### What to work on
Reproduce every record exactly as it appears, but not the pictures.

• • • • • • •

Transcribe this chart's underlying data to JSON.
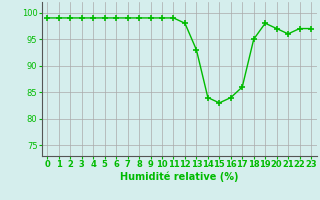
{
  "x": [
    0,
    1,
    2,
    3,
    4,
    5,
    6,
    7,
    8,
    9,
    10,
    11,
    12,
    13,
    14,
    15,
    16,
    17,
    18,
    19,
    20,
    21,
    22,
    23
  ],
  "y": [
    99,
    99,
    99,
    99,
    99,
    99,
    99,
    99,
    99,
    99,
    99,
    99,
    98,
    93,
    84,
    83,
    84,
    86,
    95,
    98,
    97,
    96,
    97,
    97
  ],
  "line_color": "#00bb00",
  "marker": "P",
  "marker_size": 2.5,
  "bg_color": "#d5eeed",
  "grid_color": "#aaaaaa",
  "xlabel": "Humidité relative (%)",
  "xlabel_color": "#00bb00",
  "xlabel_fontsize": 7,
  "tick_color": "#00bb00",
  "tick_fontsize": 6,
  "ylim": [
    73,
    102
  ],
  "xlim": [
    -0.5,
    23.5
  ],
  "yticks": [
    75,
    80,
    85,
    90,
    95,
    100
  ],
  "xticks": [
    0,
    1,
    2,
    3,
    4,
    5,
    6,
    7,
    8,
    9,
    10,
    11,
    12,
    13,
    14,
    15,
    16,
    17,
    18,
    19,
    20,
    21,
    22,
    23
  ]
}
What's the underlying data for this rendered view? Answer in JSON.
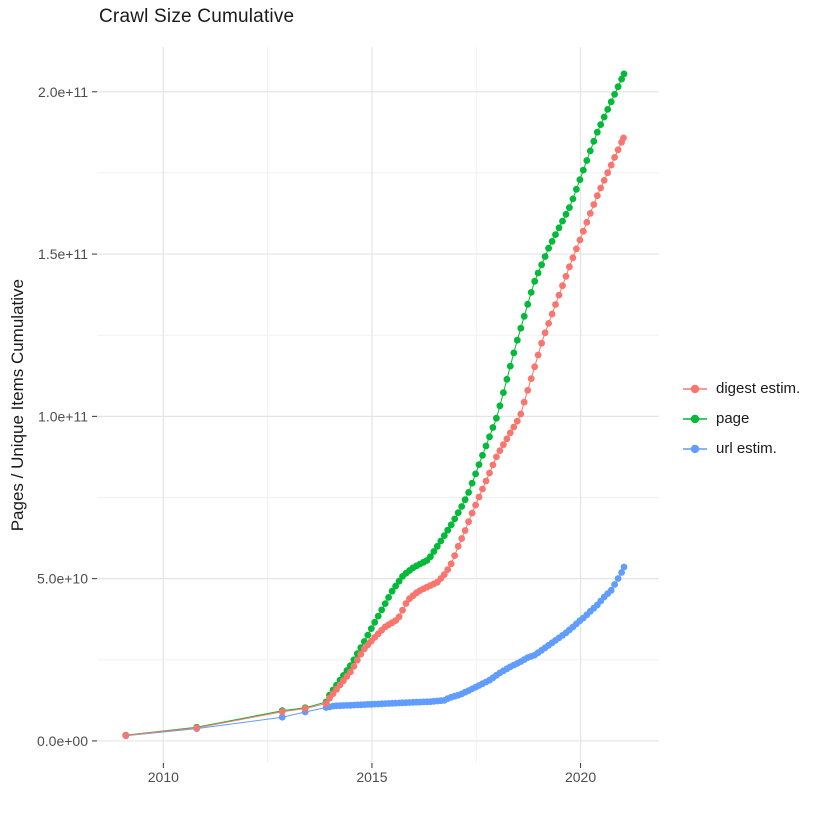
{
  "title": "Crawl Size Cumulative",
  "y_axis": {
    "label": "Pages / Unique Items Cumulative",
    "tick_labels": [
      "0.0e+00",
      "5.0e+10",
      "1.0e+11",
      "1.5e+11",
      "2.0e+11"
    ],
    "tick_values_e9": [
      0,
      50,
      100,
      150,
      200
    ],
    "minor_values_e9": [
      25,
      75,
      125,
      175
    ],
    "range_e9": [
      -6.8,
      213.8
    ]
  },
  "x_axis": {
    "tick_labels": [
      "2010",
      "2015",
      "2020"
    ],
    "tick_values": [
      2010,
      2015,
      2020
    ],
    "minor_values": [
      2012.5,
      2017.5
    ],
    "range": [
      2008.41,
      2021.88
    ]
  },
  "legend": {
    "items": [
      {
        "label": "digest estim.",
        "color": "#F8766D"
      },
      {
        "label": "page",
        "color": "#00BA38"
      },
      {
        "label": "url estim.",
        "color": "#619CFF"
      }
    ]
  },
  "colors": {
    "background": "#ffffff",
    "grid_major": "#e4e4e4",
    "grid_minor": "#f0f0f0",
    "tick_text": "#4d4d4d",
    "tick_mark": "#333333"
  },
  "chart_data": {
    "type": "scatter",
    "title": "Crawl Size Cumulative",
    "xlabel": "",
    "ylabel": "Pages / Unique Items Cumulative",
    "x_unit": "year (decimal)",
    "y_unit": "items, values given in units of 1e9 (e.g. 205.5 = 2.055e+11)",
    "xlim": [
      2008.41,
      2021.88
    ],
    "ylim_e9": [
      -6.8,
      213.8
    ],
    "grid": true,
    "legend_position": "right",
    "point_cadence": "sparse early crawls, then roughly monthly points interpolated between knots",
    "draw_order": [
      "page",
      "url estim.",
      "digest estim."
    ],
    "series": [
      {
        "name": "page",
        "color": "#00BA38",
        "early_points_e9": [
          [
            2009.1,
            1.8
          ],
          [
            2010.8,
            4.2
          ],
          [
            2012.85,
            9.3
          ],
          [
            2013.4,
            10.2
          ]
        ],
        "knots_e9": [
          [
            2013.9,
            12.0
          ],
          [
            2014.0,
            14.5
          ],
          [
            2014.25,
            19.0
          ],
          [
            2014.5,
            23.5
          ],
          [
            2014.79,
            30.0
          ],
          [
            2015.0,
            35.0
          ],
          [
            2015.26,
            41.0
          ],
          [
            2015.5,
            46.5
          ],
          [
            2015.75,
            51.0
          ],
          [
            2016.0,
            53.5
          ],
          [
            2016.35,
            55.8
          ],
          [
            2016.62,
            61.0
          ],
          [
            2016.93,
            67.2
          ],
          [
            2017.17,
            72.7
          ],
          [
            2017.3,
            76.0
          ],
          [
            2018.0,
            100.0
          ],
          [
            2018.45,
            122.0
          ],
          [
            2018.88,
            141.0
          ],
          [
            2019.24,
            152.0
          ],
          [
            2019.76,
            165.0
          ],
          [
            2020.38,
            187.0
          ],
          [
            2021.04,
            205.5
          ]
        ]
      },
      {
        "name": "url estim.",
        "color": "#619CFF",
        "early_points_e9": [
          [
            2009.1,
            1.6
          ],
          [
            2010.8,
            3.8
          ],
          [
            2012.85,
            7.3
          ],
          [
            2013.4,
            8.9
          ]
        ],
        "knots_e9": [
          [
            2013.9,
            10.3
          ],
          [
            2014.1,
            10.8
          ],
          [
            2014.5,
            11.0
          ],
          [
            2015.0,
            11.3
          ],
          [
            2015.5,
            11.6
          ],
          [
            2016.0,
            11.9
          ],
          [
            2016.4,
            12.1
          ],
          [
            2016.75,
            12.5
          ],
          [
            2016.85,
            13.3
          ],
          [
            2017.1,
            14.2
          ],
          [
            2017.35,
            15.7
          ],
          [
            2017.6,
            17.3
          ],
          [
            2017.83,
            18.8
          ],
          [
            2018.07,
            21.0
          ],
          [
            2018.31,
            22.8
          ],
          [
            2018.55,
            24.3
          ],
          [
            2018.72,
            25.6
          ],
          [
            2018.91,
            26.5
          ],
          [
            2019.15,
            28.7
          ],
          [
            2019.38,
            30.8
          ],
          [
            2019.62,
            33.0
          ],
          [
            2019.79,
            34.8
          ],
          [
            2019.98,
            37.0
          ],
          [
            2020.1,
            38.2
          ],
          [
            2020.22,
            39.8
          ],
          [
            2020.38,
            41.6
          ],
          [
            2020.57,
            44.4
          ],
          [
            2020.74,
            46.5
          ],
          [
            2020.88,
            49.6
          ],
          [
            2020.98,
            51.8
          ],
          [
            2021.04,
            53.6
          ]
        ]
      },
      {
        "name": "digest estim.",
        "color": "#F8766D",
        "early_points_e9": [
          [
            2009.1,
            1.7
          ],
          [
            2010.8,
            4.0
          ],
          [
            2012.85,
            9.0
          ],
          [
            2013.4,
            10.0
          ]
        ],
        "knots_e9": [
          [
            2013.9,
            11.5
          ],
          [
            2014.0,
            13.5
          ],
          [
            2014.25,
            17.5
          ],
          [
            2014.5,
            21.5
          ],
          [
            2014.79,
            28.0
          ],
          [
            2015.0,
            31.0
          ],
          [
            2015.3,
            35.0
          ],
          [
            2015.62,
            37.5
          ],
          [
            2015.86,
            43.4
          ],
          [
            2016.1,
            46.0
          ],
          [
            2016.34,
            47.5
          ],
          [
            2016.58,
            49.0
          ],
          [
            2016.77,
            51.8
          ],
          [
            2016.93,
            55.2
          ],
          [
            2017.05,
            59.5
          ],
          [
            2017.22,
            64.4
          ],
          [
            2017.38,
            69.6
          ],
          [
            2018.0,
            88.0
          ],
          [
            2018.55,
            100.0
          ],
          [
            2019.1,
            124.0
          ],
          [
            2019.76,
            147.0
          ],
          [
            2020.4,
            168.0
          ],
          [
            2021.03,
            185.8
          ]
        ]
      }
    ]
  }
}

• • • • • • •

### Full response
Transcribe this chart's underlying data to JSON.
{
  "x": [
    0,
    1,
    2,
    3,
    4,
    5,
    6,
    7,
    8,
    9,
    10,
    11,
    12,
    13,
    14,
    15,
    16,
    17,
    18,
    19,
    20,
    21,
    22,
    23
  ],
  "y": [
    99,
    99,
    99,
    99,
    99,
    99,
    99,
    99,
    99,
    99,
    99,
    99,
    98,
    93,
    84,
    83,
    84,
    86,
    95,
    98,
    97,
    96,
    97,
    97
  ],
  "line_color": "#00bb00",
  "marker": "P",
  "marker_size": 2.5,
  "bg_color": "#d5eeed",
  "grid_color": "#aaaaaa",
  "xlabel": "Humidité relative (%)",
  "xlabel_color": "#00bb00",
  "xlabel_fontsize": 7,
  "tick_color": "#00bb00",
  "tick_fontsize": 6,
  "ylim": [
    73,
    102
  ],
  "xlim": [
    -0.5,
    23.5
  ],
  "yticks": [
    75,
    80,
    85,
    90,
    95,
    100
  ],
  "xticks": [
    0,
    1,
    2,
    3,
    4,
    5,
    6,
    7,
    8,
    9,
    10,
    11,
    12,
    13,
    14,
    15,
    16,
    17,
    18,
    19,
    20,
    21,
    22,
    23
  ]
}
What's the underlying data for this rendered view? Answer in JSON.
{
  "title": "Crawl Size Cumulative",
  "y_axis": {
    "label": "Pages / Unique Items Cumulative",
    "tick_labels": [
      "0.0e+00",
      "5.0e+10",
      "1.0e+11",
      "1.5e+11",
      "2.0e+11"
    ],
    "tick_values_e9": [
      0,
      50,
      100,
      150,
      200
    ],
    "minor_values_e9": [
      25,
      75,
      125,
      175
    ],
    "range_e9": [
      -6.8,
      213.8
    ]
  },
  "x_axis": {
    "tick_labels": [
      "2010",
      "2015",
      "2020"
    ],
    "tick_values": [
      2010,
      2015,
      2020
    ],
    "minor_values": [
      2012.5,
      2017.5
    ],
    "range": [
      2008.41,
      2021.88
    ]
  },
  "legend": {
    "items": [
      {
        "label": "digest estim.",
        "color": "#F8766D"
      },
      {
        "label": "page",
        "color": "#00BA38"
      },
      {
        "label": "url estim.",
        "color": "#619CFF"
      }
    ]
  },
  "colors": {
    "background": "#ffffff",
    "grid_major": "#e4e4e4",
    "grid_minor": "#f0f0f0",
    "tick_text": "#4d4d4d",
    "tick_mark": "#333333"
  },
  "chart_data": {
    "type": "scatter",
    "title": "Crawl Size Cumulative",
    "xlabel": "",
    "ylabel": "Pages / Unique Items Cumulative",
    "x_unit": "year (decimal)",
    "y_unit": "items, values given in units of 1e9 (e.g. 205.5 = 2.055e+11)",
    "xlim": [
      2008.41,
      2021.88
    ],
    "ylim_e9": [
      -6.8,
      213.8
    ],
    "grid": true,
    "legend_position": "right",
    "point_cadence": "sparse early crawls, then roughly monthly points interpolated between knots",
    "draw_order": [
      "page",
      "url estim.",
      "digest estim."
    ],
    "series": [
      {
        "name": "page",
        "color": "#00BA38",
        "early_points_e9": [
          [
            2009.1,
            1.8
          ],
          [
            2010.8,
            4.2
          ],
          [
            2012.85,
            9.3
          ],
          [
            2013.4,
            10.2
          ]
        ],
        "knots_e9": [
          [
            2013.9,
            12.0
          ],
          [
            2014.0,
            14.5
          ],
          [
            2014.25,
            19.0
          ],
          [
            2014.5,
            23.5
          ],
          [
            2014.79,
            30.0
          ],
          [
            2015.0,
            35.0
          ],
          [
            2015.26,
            41.0
          ],
          [
            2015.5,
            46.5
          ],
          [
            2015.75,
            51.0
          ],
          [
            2016.0,
            53.5
          ],
          [
            2016.35,
            55.8
          ],
          [
            2016.62,
            61.0
          ],
          [
            2016.93,
            67.2
          ],
          [
            2017.17,
            72.7
          ],
          [
            2017.3,
            76.0
          ],
          [
            2018.0,
            100.0
          ],
          [
            2018.45,
            122.0
          ],
          [
            2018.88,
            141.0
          ],
          [
            2019.24,
            152.0
          ],
          [
            2019.76,
            165.0
          ],
          [
            2020.38,
            187.0
          ],
          [
            2021.04,
            205.5
          ]
        ]
      },
      {
        "name": "url estim.",
        "color": "#619CFF",
        "early_points_e9": [
          [
            2009.1,
            1.6
          ],
          [
            2010.8,
            3.8
          ],
          [
            2012.85,
            7.3
          ],
          [
            2013.4,
            8.9
          ]
        ],
        "knots_e9": [
          [
            2013.9,
            10.3
          ],
          [
            2014.1,
            10.8
          ],
          [
            2014.5,
            11.0
          ],
          [
            2015.0,
            11.3
          ],
          [
            2015.5,
            11.6
          ],
          [
            2016.0,
            11.9
          ],
          [
            2016.4,
            12.1
          ],
          [
            2016.75,
            12.5
          ],
          [
            2016.85,
            13.3
          ],
          [
            2017.1,
            14.2
          ],
          [
            2017.35,
            15.7
          ],
          [
            2017.6,
            17.3
          ],
          [
            2017.83,
            18.8
          ],
          [
            2018.07,
            21.0
          ],
          [
            2018.31,
            22.8
          ],
          [
            2018.55,
            24.3
          ],
          [
            2018.72,
            25.6
          ],
          [
            2018.91,
            26.5
          ],
          [
            2019.15,
            28.7
          ],
          [
            2019.38,
            30.8
          ],
          [
            2019.62,
            33.0
          ],
          [
            2019.79,
            34.8
          ],
          [
            2019.98,
            37.0
          ],
          [
            2020.1,
            38.2
          ],
          [
            2020.22,
            39.8
          ],
          [
            2020.38,
            41.6
          ],
          [
            2020.57,
            44.4
          ],
          [
            2020.74,
            46.5
          ],
          [
            2020.88,
            49.6
          ],
          [
            2020.98,
            51.8
          ],
          [
            2021.04,
            53.6
          ]
        ]
      },
      {
        "name": "digest estim.",
        "color": "#F8766D",
        "early_points_e9": [
          [
            2009.1,
            1.7
          ],
          [
            2010.8,
            4.0
          ],
          [
            2012.85,
            9.0
          ],
          [
            2013.4,
            10.0
          ]
        ],
        "knots_e9": [
          [
            2013.9,
            11.5
          ],
          [
            2014.0,
            13.5
          ],
          [
            2014.25,
            17.5
          ],
          [
            2014.5,
            21.5
          ],
          [
            2014.79,
            28.0
          ],
          [
            2015.0,
            31.0
          ],
          [
            2015.3,
            35.0
          ],
          [
            2015.62,
            37.5
          ],
          [
            2015.86,
            43.4
          ],
          [
            2016.1,
            46.0
          ],
          [
            2016.34,
            47.5
          ],
          [
            2016.58,
            49.0
          ],
          [
            2016.77,
            51.8
          ],
          [
            2016.93,
            55.2
          ],
          [
            2017.05,
            59.5
          ],
          [
            2017.22,
            64.4
          ],
          [
            2017.38,
            69.6
          ],
          [
            2018.0,
            88.0
          ],
          [
            2018.55,
            100.0
          ],
          [
            2019.1,
            124.0
          ],
          [
            2019.76,
            147.0
          ],
          [
            2020.4,
            168.0
          ],
          [
            2021.03,
            185.8
          ]
        ]
      }
    ]
  }
}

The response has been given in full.